:: Exercise prompt ::
Collect each line of the entries that holds the string "body".

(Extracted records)
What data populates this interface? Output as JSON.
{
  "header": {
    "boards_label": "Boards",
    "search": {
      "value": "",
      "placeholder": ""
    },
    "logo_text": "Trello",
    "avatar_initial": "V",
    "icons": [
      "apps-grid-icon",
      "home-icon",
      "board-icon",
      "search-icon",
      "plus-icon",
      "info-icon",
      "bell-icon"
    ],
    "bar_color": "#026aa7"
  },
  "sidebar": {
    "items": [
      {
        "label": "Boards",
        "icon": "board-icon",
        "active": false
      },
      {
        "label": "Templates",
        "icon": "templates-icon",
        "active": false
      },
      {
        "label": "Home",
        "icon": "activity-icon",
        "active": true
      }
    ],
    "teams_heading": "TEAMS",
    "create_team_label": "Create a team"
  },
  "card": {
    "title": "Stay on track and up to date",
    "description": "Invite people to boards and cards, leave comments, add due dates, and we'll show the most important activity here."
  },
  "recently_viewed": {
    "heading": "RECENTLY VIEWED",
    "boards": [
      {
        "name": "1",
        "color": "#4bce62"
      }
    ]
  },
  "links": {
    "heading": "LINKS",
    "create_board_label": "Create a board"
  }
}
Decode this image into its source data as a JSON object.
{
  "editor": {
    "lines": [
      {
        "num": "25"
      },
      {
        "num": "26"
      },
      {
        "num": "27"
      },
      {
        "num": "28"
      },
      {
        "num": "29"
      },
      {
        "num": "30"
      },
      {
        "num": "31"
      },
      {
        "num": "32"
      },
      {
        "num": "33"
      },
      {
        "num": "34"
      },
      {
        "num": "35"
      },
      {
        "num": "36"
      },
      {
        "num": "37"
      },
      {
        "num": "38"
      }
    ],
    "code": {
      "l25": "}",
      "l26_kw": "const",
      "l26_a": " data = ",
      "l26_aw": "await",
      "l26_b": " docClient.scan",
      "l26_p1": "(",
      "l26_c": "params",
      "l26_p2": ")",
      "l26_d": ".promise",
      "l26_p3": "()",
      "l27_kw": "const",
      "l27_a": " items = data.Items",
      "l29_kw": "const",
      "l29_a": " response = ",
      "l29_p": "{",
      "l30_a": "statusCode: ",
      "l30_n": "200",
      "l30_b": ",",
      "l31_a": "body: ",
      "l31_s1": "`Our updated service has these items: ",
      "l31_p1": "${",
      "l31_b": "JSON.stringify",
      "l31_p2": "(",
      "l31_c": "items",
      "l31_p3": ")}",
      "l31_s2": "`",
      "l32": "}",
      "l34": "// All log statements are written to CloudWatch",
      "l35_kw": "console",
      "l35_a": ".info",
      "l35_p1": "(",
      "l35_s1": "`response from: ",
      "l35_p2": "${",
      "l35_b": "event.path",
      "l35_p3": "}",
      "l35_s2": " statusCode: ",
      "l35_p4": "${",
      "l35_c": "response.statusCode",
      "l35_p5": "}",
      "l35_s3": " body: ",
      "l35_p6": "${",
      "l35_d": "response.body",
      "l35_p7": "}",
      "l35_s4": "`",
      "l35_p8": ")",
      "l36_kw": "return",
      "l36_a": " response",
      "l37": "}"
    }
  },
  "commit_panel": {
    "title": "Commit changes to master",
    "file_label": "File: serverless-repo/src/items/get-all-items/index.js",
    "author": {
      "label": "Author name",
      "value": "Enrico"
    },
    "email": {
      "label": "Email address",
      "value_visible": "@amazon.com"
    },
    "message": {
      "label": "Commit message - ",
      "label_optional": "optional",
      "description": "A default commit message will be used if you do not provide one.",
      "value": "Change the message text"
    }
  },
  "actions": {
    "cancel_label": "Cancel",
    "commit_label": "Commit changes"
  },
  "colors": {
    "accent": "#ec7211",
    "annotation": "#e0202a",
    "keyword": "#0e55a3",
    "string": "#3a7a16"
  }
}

:: Answer to this problem ::
      "l31_a": "body: ",
      "l35_s3": " body: ",
      "l35_d": "response.body",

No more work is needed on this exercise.